[Figure dataset records]
--------------------

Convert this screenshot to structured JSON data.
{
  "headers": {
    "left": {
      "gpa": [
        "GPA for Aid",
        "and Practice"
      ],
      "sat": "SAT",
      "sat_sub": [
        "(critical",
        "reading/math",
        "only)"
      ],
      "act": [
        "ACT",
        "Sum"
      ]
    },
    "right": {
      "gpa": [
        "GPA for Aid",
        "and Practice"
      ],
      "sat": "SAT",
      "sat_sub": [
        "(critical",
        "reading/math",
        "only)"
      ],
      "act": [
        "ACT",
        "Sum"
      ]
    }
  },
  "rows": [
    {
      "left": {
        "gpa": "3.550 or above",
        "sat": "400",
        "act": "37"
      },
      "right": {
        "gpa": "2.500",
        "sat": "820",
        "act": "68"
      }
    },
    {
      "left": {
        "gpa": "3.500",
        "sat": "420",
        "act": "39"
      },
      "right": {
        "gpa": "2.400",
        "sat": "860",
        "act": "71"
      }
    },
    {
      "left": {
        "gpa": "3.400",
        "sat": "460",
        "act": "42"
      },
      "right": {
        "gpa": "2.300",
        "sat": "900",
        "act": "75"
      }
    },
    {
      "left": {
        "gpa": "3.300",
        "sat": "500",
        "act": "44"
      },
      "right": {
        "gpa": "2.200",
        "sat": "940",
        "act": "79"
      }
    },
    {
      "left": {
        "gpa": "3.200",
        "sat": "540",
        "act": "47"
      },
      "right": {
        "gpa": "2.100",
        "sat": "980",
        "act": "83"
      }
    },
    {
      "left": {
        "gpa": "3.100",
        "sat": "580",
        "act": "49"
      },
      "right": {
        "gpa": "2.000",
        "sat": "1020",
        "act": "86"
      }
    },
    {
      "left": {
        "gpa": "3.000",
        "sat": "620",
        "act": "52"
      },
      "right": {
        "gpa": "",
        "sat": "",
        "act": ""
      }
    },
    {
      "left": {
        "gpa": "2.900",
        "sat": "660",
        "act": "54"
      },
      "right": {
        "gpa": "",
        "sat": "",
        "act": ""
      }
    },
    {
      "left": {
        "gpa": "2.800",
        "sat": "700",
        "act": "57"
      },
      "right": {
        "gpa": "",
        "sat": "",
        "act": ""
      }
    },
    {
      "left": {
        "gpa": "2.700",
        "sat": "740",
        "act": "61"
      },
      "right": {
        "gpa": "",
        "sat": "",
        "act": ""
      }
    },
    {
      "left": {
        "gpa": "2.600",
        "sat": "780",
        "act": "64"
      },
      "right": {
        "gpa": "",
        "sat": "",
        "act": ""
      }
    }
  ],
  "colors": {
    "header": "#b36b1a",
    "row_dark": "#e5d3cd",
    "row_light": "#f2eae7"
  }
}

--------------------

Copy every record exactly, with nothing added or dropped.

Answer for this exercise:
Convert this screenshot to structured JSON data.
{
  "headers": {
    "left": {
      "gpa": [
        "GPA for Aid",
        "and Practice"
      ],
      "sat": "SAT",
      "sat_sub": [
        "(critical",
        "reading/math",
        "only)"
      ],
      "act": [
        "ACT",
        "Sum"
      ]
    },
    "right": {
      "gpa": [
        "GPA for Aid",
        "and Practice"
      ],
      "sat": "SAT",
      "sat_sub": [
        "(critical",
        "reading/math",
        "only)"
      ],
      "act": [
        "ACT",
        "Sum"
      ]
    }
  },
  "rows": [
    {
      "left": {
        "gpa": "3.550 or above",
        "sat": "400",
        "act": "37"
      },
      "right": {
        "gpa": "2.500",
        "sat": "820",
        "act": "68"
      }
    },
    {
      "left": {
        "gpa": "3.500",
        "sat": "420",
        "act": "39"
      },
      "right": {
        "gpa": "2.400",
        "sat": "860",
        "act": "71"
      }
    },
    {
      "left": {
        "gpa": "3.400",
        "sat": "460",
        "act": "42"
      },
      "right": {
        "gpa": "2.300",
        "sat": "900",
        "act": "75"
      }
    },
    {
      "left": {
        "gpa": "3.300",
        "sat": "500",
        "act": "44"
      },
      "right": {
        "gpa": "2.200",
        "sat": "940",
        "act": "79"
      }
    },
    {
      "left": {
        "gpa": "3.200",
        "sat": "540",
        "act": "47"
      },
      "right": {
        "gpa": "2.100",
        "sat": "980",
        "act": "83"
      }
    },
    {
      "left": {
        "gpa": "3.100",
        "sat": "580",
        "act": "49"
      },
      "right": {
        "gpa": "2.000",
        "sat": "1020",
        "act": "86"
      }
    },
    {
      "left": {
        "gpa": "3.000",
        "sat": "620",
        "act": "52"
      },
      "right": {
        "gpa": "",
        "sat": "",
        "act": ""
      }
    },
    {
      "left": {
        "gpa": "2.900",
        "sat": "660",
        "act": "54"
      },
      "right": {
        "gpa": "",
        "sat": "",
        "act": ""
      }
    },
    {
      "left": {
        "gpa": "2.800",
        "sat": "700",
        "act": "57"
      },
      "right": {
        "gpa": "",
        "sat": "",
        "act": ""
      }
    },
    {
      "left": {
        "gpa": "2.700",
        "sat": "740",
        "act": "61"
      },
      "right": {
        "gpa": "",
        "sat": "",
        "act": ""
      }
    },
    {
      "left": {
        "gpa": "2.600",
        "sat": "780",
        "act": "64"
      },
      "right": {
        "gpa": "",
        "sat": "",
        "act": ""
      }
    }
  ],
  "colors": {
    "header": "#b36b1a",
    "row_dark": "#e5d3cd",
    "row_light": "#f2eae7"
  }
}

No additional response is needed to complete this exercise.